All of the data must be printed exactly; please include every line.

★ ★ ★

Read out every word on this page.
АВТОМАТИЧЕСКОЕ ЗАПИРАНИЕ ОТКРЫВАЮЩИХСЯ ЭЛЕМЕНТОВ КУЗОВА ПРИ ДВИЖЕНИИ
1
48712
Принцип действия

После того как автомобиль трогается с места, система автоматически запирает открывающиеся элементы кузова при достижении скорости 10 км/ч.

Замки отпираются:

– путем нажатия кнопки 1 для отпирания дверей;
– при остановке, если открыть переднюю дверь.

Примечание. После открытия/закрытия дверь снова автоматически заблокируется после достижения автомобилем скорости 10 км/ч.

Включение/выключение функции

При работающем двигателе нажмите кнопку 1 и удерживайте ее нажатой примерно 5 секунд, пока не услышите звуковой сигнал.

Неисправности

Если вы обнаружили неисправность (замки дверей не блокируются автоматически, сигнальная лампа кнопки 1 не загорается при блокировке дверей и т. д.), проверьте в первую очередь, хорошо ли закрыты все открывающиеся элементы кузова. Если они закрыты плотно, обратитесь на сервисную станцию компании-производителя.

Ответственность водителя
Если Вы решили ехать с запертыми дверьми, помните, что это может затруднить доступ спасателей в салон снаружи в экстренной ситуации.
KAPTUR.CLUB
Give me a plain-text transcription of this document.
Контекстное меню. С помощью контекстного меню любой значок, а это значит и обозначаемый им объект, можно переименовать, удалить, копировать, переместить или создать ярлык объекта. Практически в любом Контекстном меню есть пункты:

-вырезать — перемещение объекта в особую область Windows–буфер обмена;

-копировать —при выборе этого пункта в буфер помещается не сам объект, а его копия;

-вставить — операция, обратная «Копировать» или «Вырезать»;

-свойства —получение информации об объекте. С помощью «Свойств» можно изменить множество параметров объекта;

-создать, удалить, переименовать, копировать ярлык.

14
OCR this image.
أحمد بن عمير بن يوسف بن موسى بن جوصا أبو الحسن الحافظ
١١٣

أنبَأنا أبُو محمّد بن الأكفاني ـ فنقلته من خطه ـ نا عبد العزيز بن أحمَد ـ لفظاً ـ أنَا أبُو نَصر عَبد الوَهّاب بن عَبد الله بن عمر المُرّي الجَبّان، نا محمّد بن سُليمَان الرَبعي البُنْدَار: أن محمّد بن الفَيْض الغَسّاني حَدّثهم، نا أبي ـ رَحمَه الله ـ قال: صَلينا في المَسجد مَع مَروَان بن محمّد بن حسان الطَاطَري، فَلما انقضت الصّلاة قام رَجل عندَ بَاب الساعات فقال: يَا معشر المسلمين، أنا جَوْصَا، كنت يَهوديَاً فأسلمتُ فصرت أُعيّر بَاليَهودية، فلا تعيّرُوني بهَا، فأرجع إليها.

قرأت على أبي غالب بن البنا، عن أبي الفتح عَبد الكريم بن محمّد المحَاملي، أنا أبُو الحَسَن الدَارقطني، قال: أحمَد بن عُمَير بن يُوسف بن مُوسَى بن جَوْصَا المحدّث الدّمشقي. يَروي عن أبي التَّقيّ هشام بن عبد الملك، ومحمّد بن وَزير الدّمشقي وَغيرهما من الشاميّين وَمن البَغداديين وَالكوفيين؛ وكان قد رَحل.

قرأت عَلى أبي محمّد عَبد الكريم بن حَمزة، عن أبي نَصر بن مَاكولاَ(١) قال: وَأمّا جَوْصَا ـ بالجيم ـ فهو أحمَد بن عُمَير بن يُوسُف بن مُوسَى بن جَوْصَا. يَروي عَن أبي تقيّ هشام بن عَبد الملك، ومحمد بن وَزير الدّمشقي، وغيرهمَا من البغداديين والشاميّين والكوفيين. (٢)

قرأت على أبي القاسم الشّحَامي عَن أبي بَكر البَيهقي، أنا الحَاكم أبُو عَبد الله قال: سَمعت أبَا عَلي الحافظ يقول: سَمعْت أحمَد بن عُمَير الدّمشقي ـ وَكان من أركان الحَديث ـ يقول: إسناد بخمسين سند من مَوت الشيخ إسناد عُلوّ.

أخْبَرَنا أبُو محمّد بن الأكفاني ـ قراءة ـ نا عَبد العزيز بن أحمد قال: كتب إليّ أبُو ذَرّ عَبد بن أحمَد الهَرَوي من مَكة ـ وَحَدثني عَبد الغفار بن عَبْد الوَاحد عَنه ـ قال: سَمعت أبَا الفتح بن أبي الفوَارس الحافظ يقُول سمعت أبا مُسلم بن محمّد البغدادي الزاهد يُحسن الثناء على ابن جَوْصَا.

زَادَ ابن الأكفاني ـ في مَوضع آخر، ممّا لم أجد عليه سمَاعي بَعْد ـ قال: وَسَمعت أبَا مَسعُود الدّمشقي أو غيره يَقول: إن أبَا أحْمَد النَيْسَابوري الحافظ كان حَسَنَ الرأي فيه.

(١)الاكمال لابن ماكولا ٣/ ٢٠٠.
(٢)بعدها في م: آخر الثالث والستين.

★ ★ ★

> **Task solution**
Read out every word on this page.
АВТОМАТИЧЕСКОЕ ЗАПИРАНИЕ ОТКРЫВАЮЩИХСЯ ЭЛЕМЕНТОВ КУЗОВА ПРИ ДВИЖЕНИИ
1
48712
Принцип действия

После того как автомобиль трогается с места, система автоматически запирает открывающиеся элементы кузова при достижении скорости 10 км/ч.

Замки отпираются:

– путем нажатия кнопки 1 для отпирания дверей;
– при остановке, если открыть переднюю дверь.

Примечание. После открытия/закрытия дверь снова автоматически заблокируется после достижения автомобилем скорости 10 км/ч.

Включение/выключение функции

При работающем двигателе нажмите кнопку 1 и удерживайте ее нажатой примерно 5 секунд, пока не услышите звуковой сигнал.

Неисправности

Если вы обнаружили неисправность (замки дверей не блокируются автоматически, сигнальная лампа кнопки 1 не загорается при блокировке дверей и т. д.), проверьте в первую очередь, хорошо ли закрыты все открывающиеся элементы кузова. Если они закрыты плотно, обратитесь на сервисную станцию компании-производителя.

Ответственность водителя
Если Вы решили ехать с запертыми дверьми, помните, что это может затруднить доступ спасателей в салон снаружи в экстренной ситуации.
KAPTUR.CLUB
Give me a plain-text transcription of this document.
Контекстное меню. С помощью контекстного меню любой значок, а это значит и обозначаемый им объект, можно переименовать, удалить, копировать, переместить или создать ярлык объекта. Практически в любом Контекстном меню есть пункты:

-вырезать — перемещение объекта в особую область Windows–буфер обмена;

-копировать —при выборе этого пункта в буфер помещается не сам объект, а его копия;

-вставить — операция, обратная «Копировать» или «Вырезать»;

-свойства —получение информации об объекте. С помощью «Свойств» можно изменить множество параметров объекта;

-создать, удалить, переименовать, копировать ярлык.

14
OCR this image.
أحمد بن عمير بن يوسف بن موسى بن جوصا أبو الحسن الحافظ
١١٣

أنبَأنا أبُو محمّد بن الأكفاني ـ فنقلته من خطه ـ نا عبد العزيز بن أحمَد ـ لفظاً ـ أنَا أبُو نَصر عَبد الوَهّاب بن عَبد الله بن عمر المُرّي الجَبّان، نا محمّد بن سُليمَان الرَبعي البُنْدَار: أن محمّد بن الفَيْض الغَسّاني حَدّثهم، نا أبي ـ رَحمَه الله ـ قال: صَلينا في المَسجد مَع مَروَان بن محمّد بن حسان الطَاطَري، فَلما انقضت الصّلاة قام رَجل عندَ بَاب الساعات فقال: يَا معشر المسلمين، أنا جَوْصَا، كنت يَهوديَاً فأسلمتُ فصرت أُعيّر بَاليَهودية، فلا تعيّرُوني بهَا، فأرجع إليها.

قرأت على أبي غالب بن البنا، عن أبي الفتح عَبد الكريم بن محمّد المحَاملي، أنا أبُو الحَسَن الدَارقطني، قال: أحمَد بن عُمَير بن يُوسف بن مُوسَى بن جَوْصَا المحدّث الدّمشقي. يَروي عن أبي التَّقيّ هشام بن عبد الملك، ومحمّد بن وَزير الدّمشقي وَغيرهما من الشاميّين وَمن البَغداديين وَالكوفيين؛ وكان قد رَحل.

قرأت عَلى أبي محمّد عَبد الكريم بن حَمزة، عن أبي نَصر بن مَاكولاَ(١) قال: وَأمّا جَوْصَا ـ بالجيم ـ فهو أحمَد بن عُمَير بن يُوسُف بن مُوسَى بن جَوْصَا. يَروي عَن أبي تقيّ هشام بن عَبد الملك، ومحمد بن وَزير الدّمشقي، وغيرهمَا من البغداديين والشاميّين والكوفيين. (٢)

قرأت على أبي القاسم الشّحَامي عَن أبي بَكر البَيهقي، أنا الحَاكم أبُو عَبد الله قال: سَمعت أبَا عَلي الحافظ يقول: سَمعْت أحمَد بن عُمَير الدّمشقي ـ وَكان من أركان الحَديث ـ يقول: إسناد بخمسين سند من مَوت الشيخ إسناد عُلوّ.

أخْبَرَنا أبُو محمّد بن الأكفاني ـ قراءة ـ نا عَبد العزيز بن أحمد قال: كتب إليّ أبُو ذَرّ عَبد بن أحمَد الهَرَوي من مَكة ـ وَحَدثني عَبد الغفار بن عَبْد الوَاحد عَنه ـ قال: سَمعت أبَا الفتح بن أبي الفوَارس الحافظ يقُول سمعت أبا مُسلم بن محمّد البغدادي الزاهد يُحسن الثناء على ابن جَوْصَا.

زَادَ ابن الأكفاني ـ في مَوضع آخر، ممّا لم أجد عليه سمَاعي بَعْد ـ قال: وَسَمعت أبَا مَسعُود الدّمشقي أو غيره يَقول: إن أبَا أحْمَد النَيْسَابوري الحافظ كان حَسَنَ الرأي فيه.

(١)الاكمال لابن ماكولا ٣/ ٢٠٠.
(٢)بعدها في م: آخر الثالث والستين.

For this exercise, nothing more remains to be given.